Exercise brief: Only the run of lines from the one containing "What does this" through the last line should be returned, exactly as written.
+++ Data extract +++
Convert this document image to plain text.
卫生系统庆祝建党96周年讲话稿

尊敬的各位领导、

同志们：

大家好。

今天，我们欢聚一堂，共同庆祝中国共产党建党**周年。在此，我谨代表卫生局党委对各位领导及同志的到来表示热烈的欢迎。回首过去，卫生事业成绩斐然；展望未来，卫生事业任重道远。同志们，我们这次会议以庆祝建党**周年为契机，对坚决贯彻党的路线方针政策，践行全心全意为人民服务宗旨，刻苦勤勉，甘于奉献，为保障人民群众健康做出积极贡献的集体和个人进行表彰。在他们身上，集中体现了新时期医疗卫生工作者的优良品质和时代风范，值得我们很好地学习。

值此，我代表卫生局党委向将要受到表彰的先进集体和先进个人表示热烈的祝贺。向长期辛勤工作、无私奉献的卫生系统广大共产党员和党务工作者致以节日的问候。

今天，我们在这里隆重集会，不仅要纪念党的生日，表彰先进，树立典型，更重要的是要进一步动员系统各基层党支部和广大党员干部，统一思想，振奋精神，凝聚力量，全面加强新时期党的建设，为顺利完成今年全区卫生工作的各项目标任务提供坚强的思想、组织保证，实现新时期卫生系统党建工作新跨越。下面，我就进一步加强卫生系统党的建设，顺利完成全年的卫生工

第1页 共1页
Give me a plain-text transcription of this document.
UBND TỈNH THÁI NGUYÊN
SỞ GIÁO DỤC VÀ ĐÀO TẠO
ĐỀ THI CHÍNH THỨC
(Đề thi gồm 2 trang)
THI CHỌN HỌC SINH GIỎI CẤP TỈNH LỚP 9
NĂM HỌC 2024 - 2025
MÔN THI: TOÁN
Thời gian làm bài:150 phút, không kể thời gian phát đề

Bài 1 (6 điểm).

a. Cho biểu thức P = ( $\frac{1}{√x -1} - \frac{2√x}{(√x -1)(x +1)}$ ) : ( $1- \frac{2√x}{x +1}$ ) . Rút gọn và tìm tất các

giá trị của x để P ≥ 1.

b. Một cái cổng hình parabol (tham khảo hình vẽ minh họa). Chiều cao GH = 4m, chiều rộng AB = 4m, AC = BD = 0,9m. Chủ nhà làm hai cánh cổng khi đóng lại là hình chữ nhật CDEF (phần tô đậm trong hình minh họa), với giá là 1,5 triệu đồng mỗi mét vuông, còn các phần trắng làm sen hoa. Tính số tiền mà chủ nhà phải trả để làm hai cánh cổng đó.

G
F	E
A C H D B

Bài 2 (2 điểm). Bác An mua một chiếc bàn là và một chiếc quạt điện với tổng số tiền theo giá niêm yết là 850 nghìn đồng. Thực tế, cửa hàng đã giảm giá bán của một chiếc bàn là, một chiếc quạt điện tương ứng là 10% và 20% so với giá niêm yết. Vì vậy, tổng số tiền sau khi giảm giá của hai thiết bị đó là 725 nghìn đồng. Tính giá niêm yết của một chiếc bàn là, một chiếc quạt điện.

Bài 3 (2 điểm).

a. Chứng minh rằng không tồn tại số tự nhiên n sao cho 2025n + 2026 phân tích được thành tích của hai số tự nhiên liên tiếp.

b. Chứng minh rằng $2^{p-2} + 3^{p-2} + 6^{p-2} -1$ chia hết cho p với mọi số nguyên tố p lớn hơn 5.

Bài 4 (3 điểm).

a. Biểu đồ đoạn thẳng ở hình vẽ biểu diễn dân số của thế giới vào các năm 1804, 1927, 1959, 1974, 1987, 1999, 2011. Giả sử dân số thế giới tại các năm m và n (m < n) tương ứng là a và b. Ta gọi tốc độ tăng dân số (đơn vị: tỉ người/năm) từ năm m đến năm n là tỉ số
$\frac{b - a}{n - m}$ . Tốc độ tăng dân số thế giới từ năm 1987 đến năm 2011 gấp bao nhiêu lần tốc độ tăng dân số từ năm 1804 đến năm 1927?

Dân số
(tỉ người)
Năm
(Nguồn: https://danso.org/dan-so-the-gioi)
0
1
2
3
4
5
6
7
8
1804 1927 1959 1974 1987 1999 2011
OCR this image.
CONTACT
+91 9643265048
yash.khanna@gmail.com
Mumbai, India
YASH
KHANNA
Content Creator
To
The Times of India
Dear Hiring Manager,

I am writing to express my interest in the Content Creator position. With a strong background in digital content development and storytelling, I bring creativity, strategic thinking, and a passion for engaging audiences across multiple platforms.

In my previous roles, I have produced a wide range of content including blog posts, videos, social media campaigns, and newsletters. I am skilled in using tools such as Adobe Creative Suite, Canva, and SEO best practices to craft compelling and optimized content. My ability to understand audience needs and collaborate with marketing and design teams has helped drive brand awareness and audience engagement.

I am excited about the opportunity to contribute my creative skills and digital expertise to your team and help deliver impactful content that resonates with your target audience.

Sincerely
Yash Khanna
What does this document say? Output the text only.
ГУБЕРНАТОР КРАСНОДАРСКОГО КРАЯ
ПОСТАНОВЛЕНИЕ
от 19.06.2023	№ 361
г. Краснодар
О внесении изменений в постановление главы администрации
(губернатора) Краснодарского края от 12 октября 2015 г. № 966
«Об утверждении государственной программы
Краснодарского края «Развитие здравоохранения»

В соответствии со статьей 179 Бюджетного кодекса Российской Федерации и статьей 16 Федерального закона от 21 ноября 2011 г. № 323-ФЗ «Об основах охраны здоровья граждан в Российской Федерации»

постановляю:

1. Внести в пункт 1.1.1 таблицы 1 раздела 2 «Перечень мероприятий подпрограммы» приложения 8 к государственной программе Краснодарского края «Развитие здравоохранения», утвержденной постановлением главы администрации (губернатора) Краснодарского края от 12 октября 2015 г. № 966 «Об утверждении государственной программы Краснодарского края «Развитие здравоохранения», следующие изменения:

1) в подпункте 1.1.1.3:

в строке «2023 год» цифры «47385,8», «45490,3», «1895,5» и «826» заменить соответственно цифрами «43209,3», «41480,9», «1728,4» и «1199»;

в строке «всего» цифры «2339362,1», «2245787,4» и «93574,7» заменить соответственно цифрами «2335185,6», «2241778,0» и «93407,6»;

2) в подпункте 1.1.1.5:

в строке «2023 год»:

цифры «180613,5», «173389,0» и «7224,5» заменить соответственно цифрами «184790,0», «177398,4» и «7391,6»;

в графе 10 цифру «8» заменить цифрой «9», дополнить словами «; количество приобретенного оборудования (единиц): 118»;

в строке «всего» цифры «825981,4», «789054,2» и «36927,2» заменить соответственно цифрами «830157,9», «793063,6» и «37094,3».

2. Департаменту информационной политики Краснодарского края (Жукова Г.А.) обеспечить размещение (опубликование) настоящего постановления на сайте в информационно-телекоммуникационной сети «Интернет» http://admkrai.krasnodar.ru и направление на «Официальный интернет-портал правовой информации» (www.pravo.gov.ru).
+++
Answer in full:
What does this document say? Output the text only.
ГУБЕРНАТОР КРАСНОДАРСКОГО КРАЯ
ПОСТАНОВЛЕНИЕ
от 19.06.2023	№ 361
г. Краснодар
О внесении изменений в постановление главы администрации
(губернатора) Краснодарского края от 12 октября 2015 г. № 966
«Об утверждении государственной программы
Краснодарского края «Развитие здравоохранения»

В соответствии со статьей 179 Бюджетного кодекса Российской Федерации и статьей 16 Федерального закона от 21 ноября 2011 г. № 323-ФЗ «Об основах охраны здоровья граждан в Российской Федерации»

постановляю:

1. Внести в пункт 1.1.1 таблицы 1 раздела 2 «Перечень мероприятий подпрограммы» приложения 8 к государственной программе Краснодарского края «Развитие здравоохранения», утвержденной постановлением главы администрации (губернатора) Краснодарского края от 12 октября 2015 г. № 966 «Об утверждении государственной программы Краснодарского края «Развитие здравоохранения», следующие изменения:

1) в подпункте 1.1.1.3:

в строке «2023 год» цифры «47385,8», «45490,3», «1895,5» и «826» заменить соответственно цифрами «43209,3», «41480,9», «1728,4» и «1199»;

в строке «всего» цифры «2339362,1», «2245787,4» и «93574,7» заменить соответственно цифрами «2335185,6», «2241778,0» и «93407,6»;

2) в подпункте 1.1.1.5:

в строке «2023 год»:

цифры «180613,5», «173389,0» и «7224,5» заменить соответственно цифрами «184790,0», «177398,4» и «7391,6»;

в графе 10 цифру «8» заменить цифрой «9», дополнить словами «; количество приобретенного оборудования (единиц): 118»;

в строке «всего» цифры «825981,4», «789054,2» и «36927,2» заменить соответственно цифрами «830157,9», «793063,6» и «37094,3».

2. Департаменту информационной политики Краснодарского края (Жукова Г.А.) обеспечить размещение (опубликование) настоящего постановления на сайте в информационно-телекоммуникационной сети «Интернет» http://admkrai.krasnodar.ru и направление на «Официальный интернет-портал правовой информации» (www.pravo.gov.ru).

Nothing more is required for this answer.